What is being asked: Please output the records below in full, exactly as given, but without the images.

■ ■ ■ ■ ■

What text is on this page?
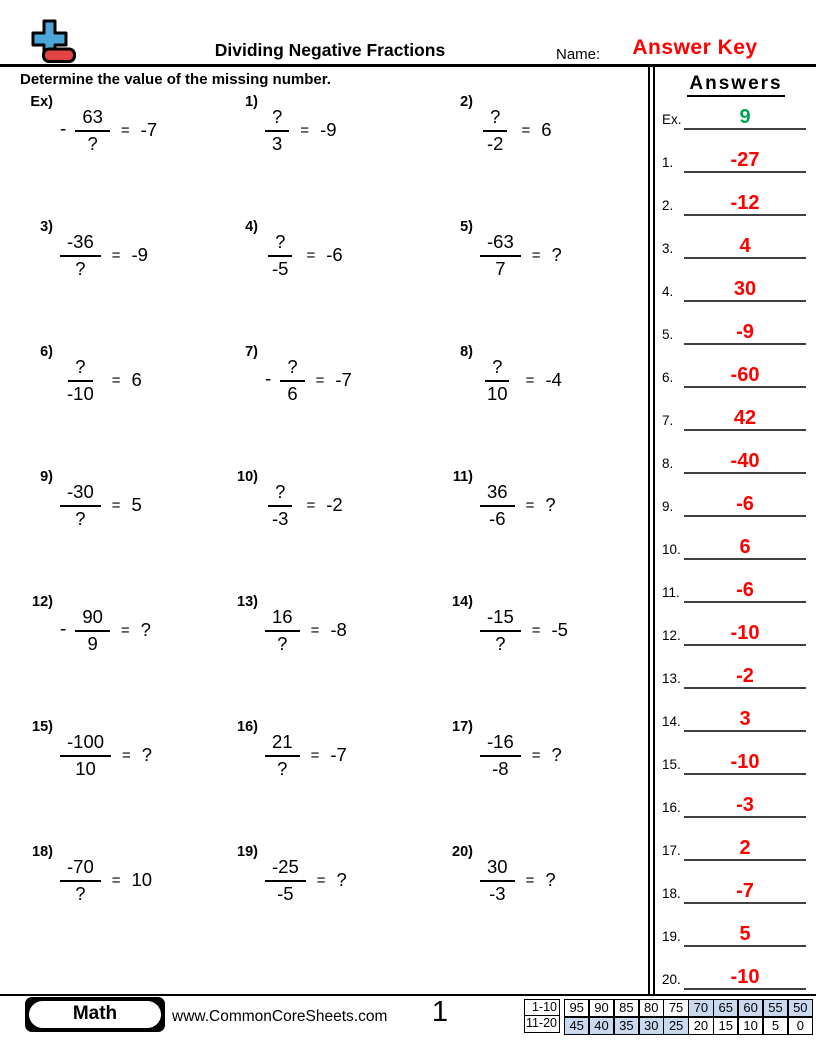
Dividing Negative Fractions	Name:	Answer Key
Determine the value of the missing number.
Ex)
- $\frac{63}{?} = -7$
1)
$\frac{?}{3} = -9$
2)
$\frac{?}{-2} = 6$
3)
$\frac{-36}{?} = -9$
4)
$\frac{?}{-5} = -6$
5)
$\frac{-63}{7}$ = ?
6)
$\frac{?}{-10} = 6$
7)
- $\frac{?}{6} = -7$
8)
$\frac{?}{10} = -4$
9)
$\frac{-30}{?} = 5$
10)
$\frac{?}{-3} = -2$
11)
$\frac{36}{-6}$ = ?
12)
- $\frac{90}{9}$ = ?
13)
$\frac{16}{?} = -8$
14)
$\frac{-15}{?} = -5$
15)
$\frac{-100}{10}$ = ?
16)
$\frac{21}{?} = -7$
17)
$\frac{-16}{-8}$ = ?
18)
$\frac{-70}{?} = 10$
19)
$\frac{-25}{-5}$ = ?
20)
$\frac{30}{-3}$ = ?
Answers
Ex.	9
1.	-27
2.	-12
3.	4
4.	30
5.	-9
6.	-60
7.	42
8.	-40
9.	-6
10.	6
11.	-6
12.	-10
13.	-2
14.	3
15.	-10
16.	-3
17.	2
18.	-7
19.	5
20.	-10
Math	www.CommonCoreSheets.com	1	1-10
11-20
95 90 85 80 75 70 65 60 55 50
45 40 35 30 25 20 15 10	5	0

■ ■ ■ ■ ■

Task solution:
What text is on this page?
Dividing Negative Fractions	Name:	Answer Key
Determine the value of the missing number.
Ex)
- $\frac{63}{?} = -7$
1)
$\frac{?}{3} = -9$
2)
$\frac{?}{-2} = 6$
3)
$\frac{-36}{?} = -9$
4)
$\frac{?}{-5} = -6$
5)
$\frac{-63}{7}$ = ?
6)
$\frac{?}{-10} = 6$
7)
- $\frac{?}{6} = -7$
8)
$\frac{?}{10} = -4$
9)
$\frac{-30}{?} = 5$
10)
$\frac{?}{-3} = -2$
11)
$\frac{36}{-6}$ = ?
12)
- $\frac{90}{9}$ = ?
13)
$\frac{16}{?} = -8$
14)
$\frac{-15}{?} = -5$
15)
$\frac{-100}{10}$ = ?
16)
$\frac{21}{?} = -7$
17)
$\frac{-16}{-8}$ = ?
18)
$\frac{-70}{?} = 10$
19)
$\frac{-25}{-5}$ = ?
20)
$\frac{30}{-3}$ = ?
Answers
Ex.	9
1.	-27
2.	-12
3.	4
4.	30
5.	-9
6.	-60
7.	42
8.	-40
9.	-6
10.	6
11.	-6
12.	-10
13.	-2
14.	3
15.	-10
16.	-3
17.	2
18.	-7
19.	5
20.	-10
Math	www.CommonCoreSheets.com	1	1-10
11-20
95 90 85 80 75 70 65 60 55 50
45 40 35 30 25 20 15 10	5	0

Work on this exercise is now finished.